**Set task**
Extract each line holding the word "JSON" from the entries.

**Material shown**

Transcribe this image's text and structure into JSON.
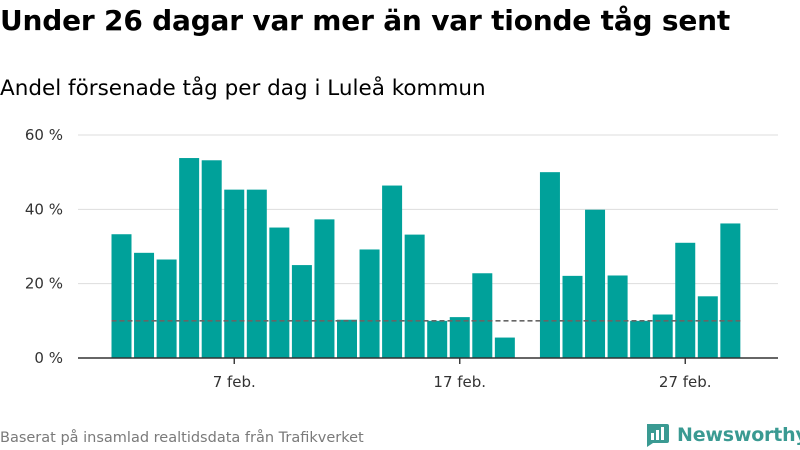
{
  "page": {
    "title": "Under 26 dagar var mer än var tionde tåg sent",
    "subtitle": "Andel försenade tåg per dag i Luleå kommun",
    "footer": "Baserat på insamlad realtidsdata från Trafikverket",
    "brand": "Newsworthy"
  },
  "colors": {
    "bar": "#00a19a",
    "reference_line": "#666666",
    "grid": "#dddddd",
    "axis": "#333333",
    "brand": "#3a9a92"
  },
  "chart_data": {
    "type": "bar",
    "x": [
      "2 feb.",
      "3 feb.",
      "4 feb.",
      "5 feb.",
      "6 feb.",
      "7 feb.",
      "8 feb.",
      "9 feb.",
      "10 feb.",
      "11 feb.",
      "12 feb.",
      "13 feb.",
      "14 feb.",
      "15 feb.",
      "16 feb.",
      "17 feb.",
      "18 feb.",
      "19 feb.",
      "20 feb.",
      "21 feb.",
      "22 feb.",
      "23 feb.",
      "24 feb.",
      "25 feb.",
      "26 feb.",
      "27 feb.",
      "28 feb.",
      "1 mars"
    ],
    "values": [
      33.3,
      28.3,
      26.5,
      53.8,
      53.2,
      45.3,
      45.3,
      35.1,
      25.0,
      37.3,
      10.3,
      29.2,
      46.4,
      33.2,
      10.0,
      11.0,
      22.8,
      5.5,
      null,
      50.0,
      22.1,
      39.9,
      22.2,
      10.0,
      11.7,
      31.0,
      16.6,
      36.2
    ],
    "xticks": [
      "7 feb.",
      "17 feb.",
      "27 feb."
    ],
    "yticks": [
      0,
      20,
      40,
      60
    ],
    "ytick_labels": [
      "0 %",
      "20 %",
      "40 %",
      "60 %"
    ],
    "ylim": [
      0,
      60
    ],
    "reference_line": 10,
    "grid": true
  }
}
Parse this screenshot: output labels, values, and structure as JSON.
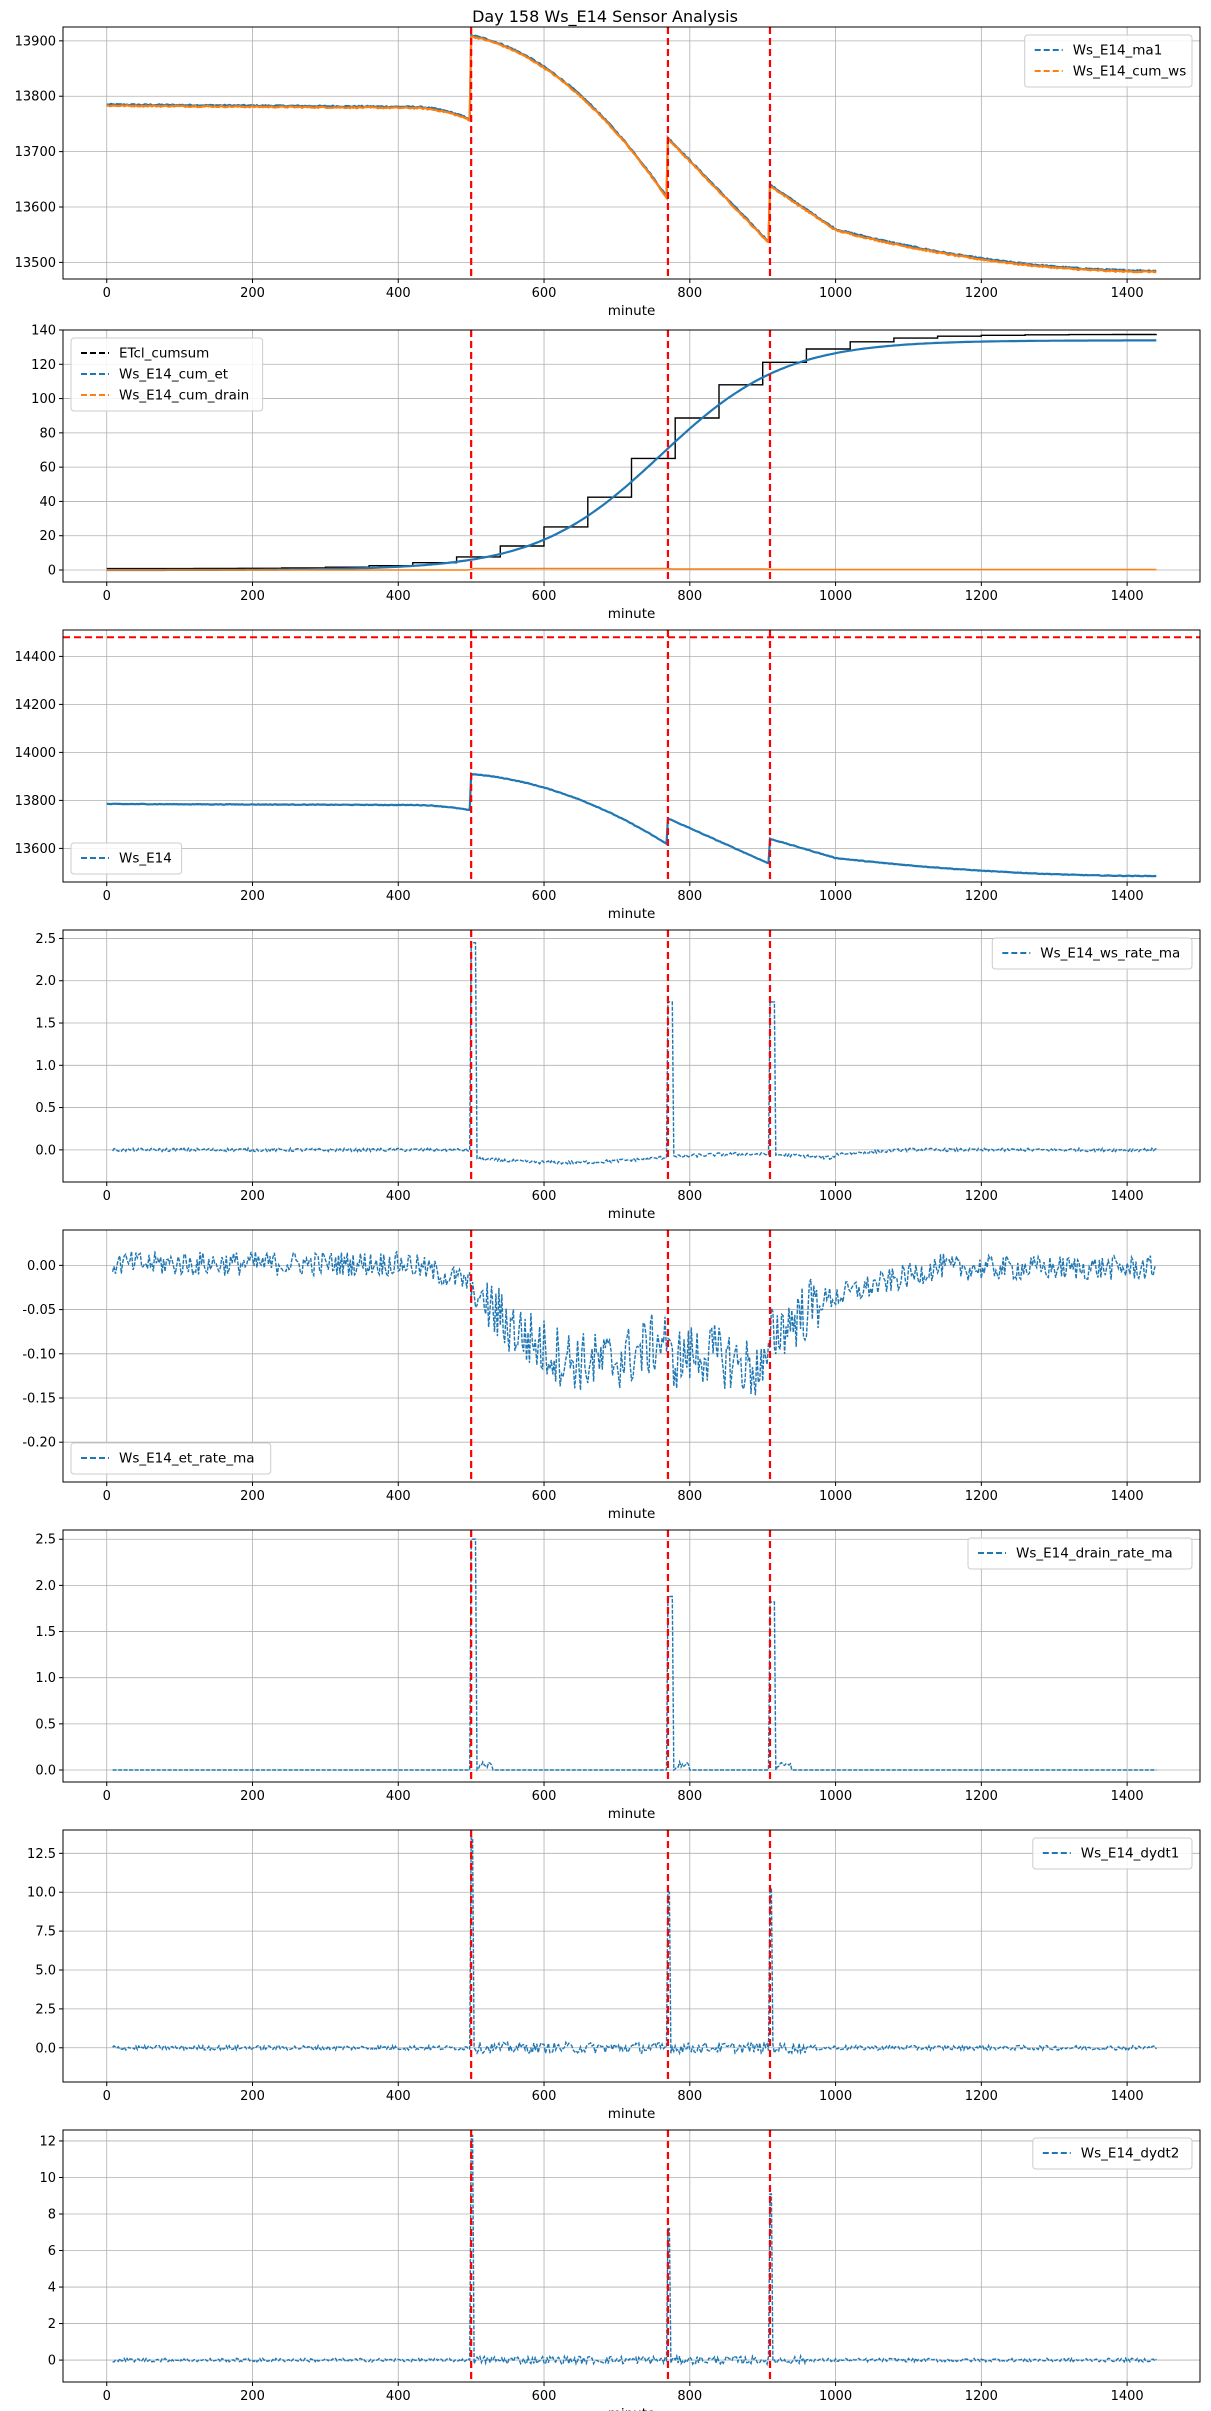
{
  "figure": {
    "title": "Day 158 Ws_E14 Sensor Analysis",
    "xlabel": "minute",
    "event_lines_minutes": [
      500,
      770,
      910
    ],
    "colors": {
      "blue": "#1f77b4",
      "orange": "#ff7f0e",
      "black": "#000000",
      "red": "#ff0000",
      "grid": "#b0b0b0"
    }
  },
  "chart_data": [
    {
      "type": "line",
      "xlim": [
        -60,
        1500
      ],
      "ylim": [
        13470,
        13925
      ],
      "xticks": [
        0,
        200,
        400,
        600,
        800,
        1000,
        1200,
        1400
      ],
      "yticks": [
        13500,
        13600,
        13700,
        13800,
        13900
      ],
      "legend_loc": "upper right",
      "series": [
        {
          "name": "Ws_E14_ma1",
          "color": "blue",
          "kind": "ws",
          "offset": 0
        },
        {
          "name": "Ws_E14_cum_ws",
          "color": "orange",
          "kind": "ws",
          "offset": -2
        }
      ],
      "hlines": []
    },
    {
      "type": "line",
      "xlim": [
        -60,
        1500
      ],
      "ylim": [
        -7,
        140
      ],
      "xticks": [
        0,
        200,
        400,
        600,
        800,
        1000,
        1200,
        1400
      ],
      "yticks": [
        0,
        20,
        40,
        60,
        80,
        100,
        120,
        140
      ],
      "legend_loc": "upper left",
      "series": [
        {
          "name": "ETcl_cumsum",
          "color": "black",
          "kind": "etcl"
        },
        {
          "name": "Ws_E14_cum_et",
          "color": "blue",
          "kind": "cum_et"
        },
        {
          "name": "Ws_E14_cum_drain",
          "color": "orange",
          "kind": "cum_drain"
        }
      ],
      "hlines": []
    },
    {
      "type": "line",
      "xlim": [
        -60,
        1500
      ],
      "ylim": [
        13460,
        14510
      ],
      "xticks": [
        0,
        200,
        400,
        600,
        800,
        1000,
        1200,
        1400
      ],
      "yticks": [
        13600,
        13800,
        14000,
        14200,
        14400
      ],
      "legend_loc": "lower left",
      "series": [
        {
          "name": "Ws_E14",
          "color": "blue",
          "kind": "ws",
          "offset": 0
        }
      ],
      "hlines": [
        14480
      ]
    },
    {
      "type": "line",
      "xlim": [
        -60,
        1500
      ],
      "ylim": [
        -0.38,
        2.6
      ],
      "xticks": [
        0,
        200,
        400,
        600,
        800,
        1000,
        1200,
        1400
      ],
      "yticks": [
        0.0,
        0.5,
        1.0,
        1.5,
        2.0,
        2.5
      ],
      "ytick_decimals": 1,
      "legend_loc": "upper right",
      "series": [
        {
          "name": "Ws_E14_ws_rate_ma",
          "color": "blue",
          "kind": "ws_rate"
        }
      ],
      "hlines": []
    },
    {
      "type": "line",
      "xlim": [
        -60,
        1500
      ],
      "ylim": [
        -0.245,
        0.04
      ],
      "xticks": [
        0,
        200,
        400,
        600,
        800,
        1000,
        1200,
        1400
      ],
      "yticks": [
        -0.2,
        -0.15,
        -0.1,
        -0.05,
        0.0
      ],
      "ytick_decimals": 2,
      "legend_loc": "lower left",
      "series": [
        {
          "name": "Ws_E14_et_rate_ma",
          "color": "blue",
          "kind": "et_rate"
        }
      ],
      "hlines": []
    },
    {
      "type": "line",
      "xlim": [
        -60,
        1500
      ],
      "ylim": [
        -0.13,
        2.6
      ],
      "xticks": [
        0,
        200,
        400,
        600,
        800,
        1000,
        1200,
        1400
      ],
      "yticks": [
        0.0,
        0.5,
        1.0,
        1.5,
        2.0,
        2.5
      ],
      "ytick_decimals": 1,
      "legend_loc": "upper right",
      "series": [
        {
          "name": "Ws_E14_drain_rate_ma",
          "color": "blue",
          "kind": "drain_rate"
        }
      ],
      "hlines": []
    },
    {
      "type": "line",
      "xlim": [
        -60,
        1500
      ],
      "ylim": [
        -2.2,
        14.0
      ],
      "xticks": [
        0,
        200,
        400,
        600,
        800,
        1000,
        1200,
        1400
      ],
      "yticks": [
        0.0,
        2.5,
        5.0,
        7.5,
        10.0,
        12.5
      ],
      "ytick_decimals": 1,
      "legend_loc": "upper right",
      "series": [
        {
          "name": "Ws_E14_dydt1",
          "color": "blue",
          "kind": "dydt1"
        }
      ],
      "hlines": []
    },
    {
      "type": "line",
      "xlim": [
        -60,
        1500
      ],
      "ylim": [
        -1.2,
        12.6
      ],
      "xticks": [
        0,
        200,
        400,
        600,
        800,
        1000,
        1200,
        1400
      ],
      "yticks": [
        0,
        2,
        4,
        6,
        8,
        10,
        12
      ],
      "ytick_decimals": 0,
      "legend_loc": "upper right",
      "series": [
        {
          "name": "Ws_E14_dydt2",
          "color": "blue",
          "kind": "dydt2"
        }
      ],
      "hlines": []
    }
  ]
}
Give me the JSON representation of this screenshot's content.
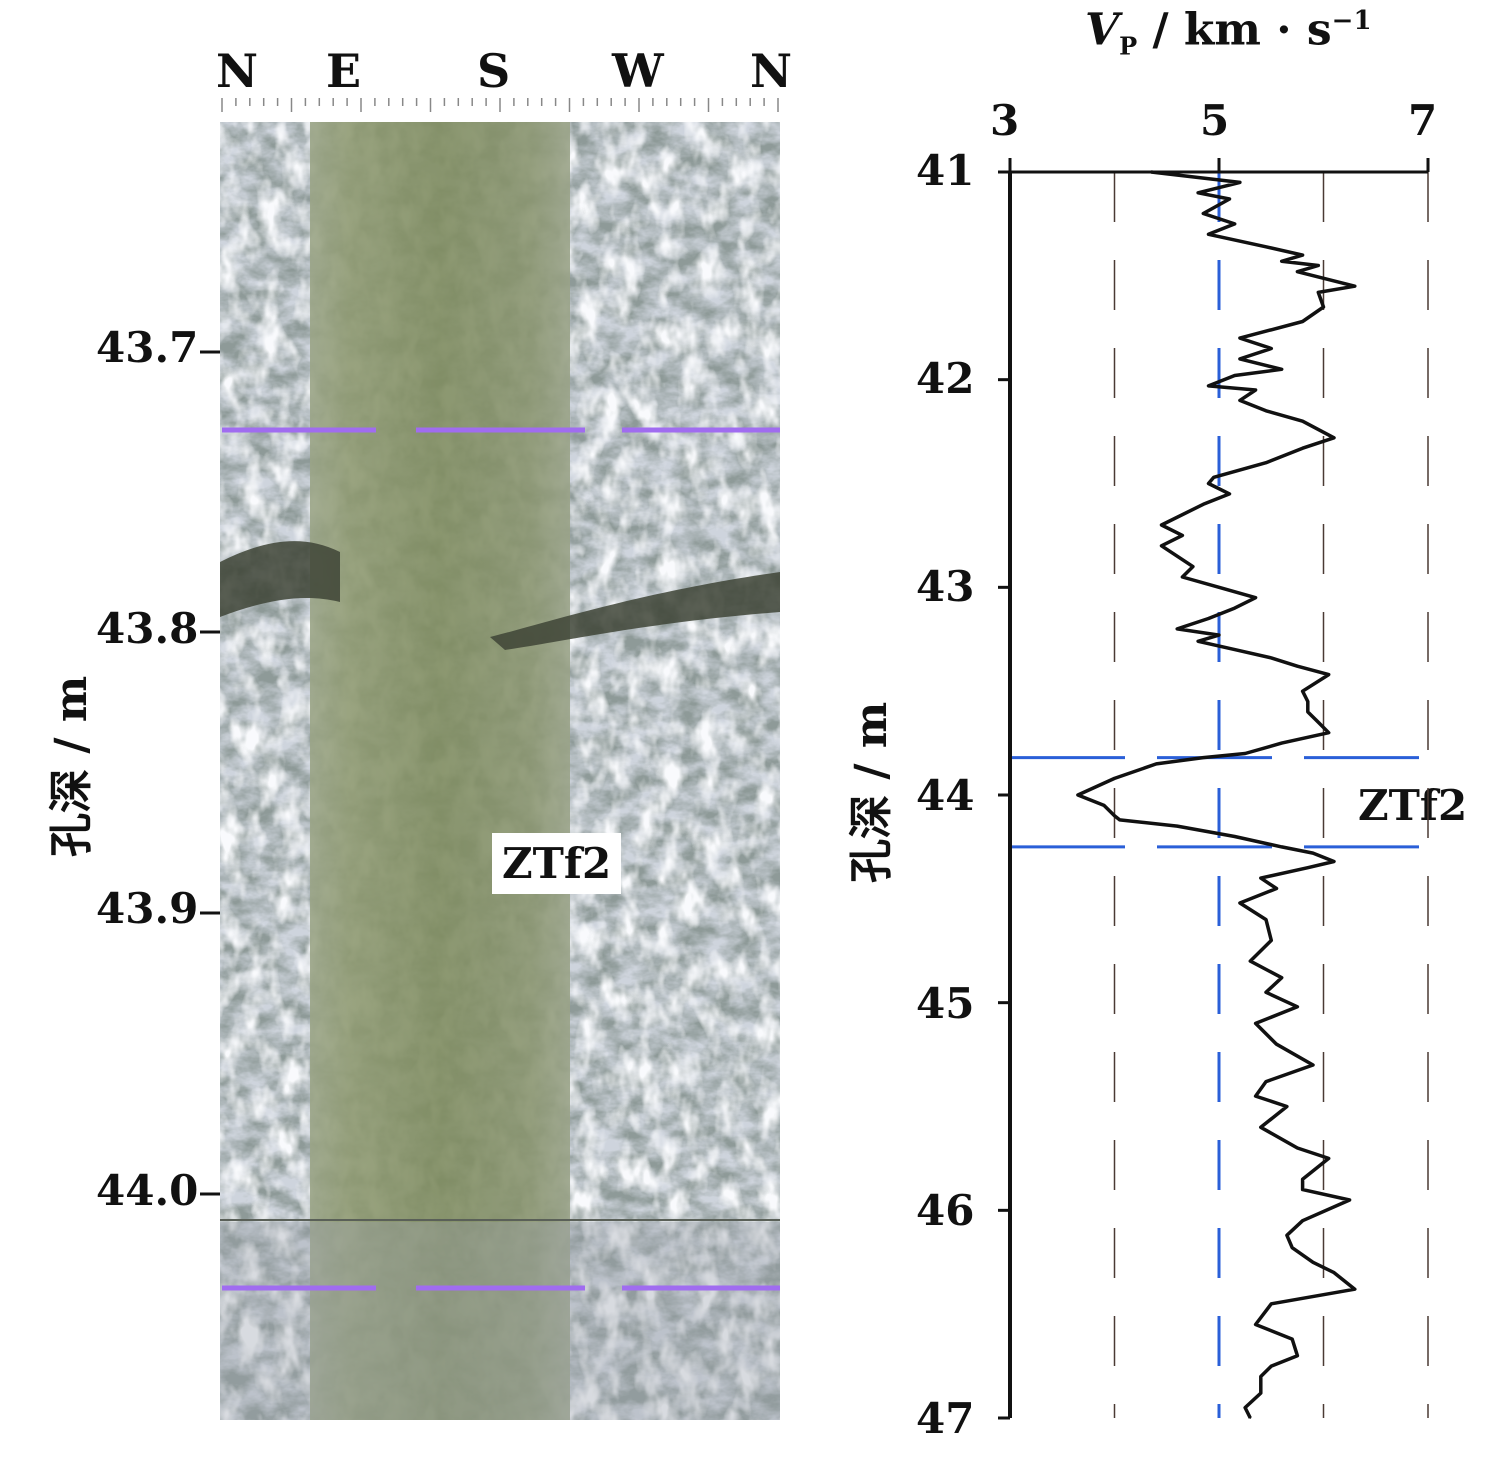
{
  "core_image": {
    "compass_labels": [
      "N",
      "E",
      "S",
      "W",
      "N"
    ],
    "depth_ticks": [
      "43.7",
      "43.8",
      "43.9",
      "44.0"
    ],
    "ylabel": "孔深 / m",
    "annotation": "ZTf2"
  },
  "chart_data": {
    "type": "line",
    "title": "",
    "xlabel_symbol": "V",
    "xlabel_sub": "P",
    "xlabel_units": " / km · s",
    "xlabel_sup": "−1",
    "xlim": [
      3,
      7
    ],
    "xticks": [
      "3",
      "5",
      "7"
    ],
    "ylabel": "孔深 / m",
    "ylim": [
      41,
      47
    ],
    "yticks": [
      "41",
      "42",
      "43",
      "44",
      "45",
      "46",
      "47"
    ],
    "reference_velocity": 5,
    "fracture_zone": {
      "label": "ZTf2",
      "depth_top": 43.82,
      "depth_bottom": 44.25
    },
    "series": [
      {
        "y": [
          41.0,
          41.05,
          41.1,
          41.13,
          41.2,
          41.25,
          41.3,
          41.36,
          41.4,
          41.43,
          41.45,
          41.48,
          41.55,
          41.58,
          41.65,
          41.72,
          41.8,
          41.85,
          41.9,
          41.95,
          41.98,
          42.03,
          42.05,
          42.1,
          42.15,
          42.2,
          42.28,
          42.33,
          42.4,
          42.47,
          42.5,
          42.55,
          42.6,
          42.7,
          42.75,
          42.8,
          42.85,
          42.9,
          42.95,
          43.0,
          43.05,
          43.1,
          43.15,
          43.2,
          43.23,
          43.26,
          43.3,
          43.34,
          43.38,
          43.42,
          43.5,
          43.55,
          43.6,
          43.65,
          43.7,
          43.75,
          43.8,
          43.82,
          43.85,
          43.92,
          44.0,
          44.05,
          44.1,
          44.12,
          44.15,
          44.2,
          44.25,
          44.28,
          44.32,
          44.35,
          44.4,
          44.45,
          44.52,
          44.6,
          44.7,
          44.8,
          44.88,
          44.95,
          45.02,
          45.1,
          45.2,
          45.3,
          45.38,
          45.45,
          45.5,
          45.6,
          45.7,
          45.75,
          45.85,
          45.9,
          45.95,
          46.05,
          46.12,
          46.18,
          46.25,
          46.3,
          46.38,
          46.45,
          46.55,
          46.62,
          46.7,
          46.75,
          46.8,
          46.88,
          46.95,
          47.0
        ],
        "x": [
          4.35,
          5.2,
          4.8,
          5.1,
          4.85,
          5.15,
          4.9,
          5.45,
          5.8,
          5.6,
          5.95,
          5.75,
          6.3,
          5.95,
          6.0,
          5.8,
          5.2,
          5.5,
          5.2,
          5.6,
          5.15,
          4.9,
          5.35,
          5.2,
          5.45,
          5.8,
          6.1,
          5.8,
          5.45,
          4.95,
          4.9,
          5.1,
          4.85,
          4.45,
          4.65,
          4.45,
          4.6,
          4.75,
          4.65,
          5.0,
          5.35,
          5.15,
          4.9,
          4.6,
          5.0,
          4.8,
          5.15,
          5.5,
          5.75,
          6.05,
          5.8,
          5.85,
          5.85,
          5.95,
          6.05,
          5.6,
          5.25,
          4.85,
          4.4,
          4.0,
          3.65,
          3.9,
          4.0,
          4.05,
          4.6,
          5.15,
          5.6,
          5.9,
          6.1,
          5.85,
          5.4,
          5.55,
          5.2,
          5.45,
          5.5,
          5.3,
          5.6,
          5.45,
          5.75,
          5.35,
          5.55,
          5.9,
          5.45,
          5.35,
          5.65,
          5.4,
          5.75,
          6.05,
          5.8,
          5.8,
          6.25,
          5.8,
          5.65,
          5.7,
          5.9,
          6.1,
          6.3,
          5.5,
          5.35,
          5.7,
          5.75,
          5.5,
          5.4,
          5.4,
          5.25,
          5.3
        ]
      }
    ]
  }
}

**In response**
Transcribe this image's text and structure into JSON.
Parse this screenshot: output labels, values, and structure as JSON.
Give me the JSON representation of this screenshot's content.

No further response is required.